◆ To be done
Transcribe each line of the material as it is, and drop any picture.

##### Exercise inputs

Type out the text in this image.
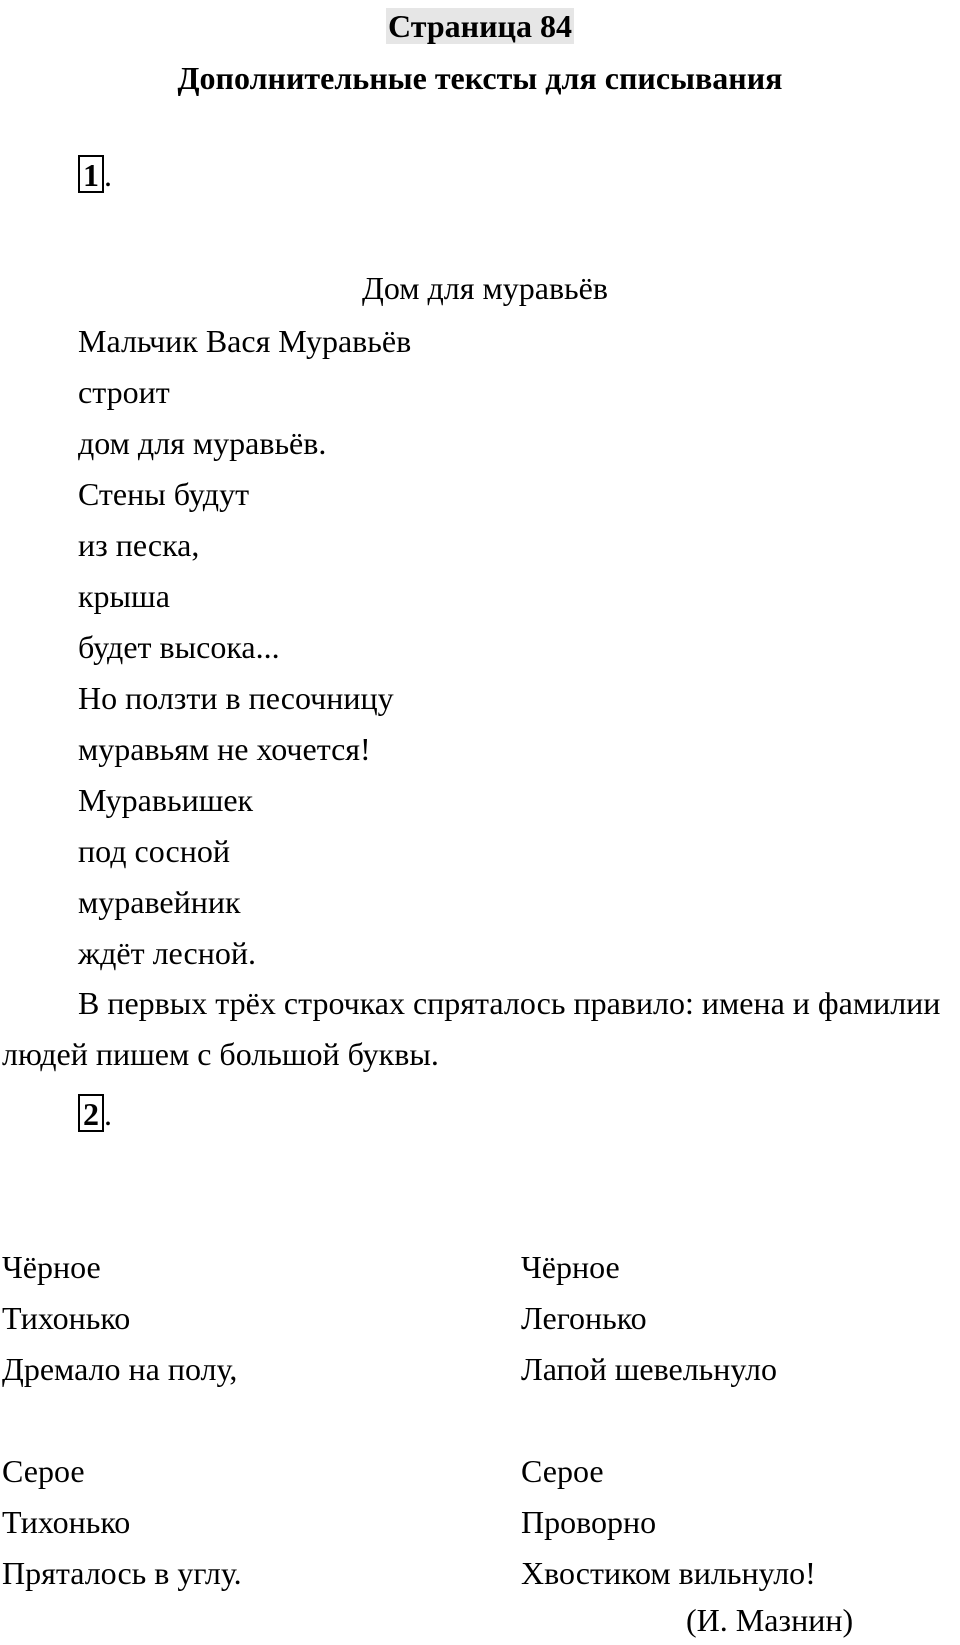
Страница 84
Дополнительные тексты для списывания
1 .
Дом для муравьёв
Мальчик Вася Муравьёв
строит
дом для муравьёв.
Стены будут
из песка,
крыша
будет высока...
Но ползти в песочницу
муравьям не хочется!
Муравьишек
под сосной
муравейник
ждёт лесной.

В первых трёх строчках спряталось правило: имена и фамилии людей пишем с большой буквы.

2 .
Чёрное
Тихонько
Дремало на полу,
Чёрное
Легонько
Лапой шевельнуло
Серое
Тихонько
Пряталось в углу.
Серое
Проворно
Хвостиком вильнуло!
(И. Мазнин)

##########

◆ Written solution
Type out the text in this image.
Страница 84
Дополнительные тексты для списывания
1 .
Дом для муравьёв
Мальчик Вася Муравьёв
строит
дом для муравьёв.
Стены будут
из песка,
крыша
будет высока...
Но ползти в песочницу
муравьям не хочется!
Муравьишек
под сосной
муравейник
ждёт лесной.

В первых трёх строчках спряталось правило: имена и фамилии людей пишем с большой буквы.

2 .
Чёрное
Тихонько
Дремало на полу,
Чёрное
Легонько
Лапой шевельнуло
Серое
Тихонько
Пряталось в углу.
Серое
Проворно
Хвостиком вильнуло!
(И. Мазнин)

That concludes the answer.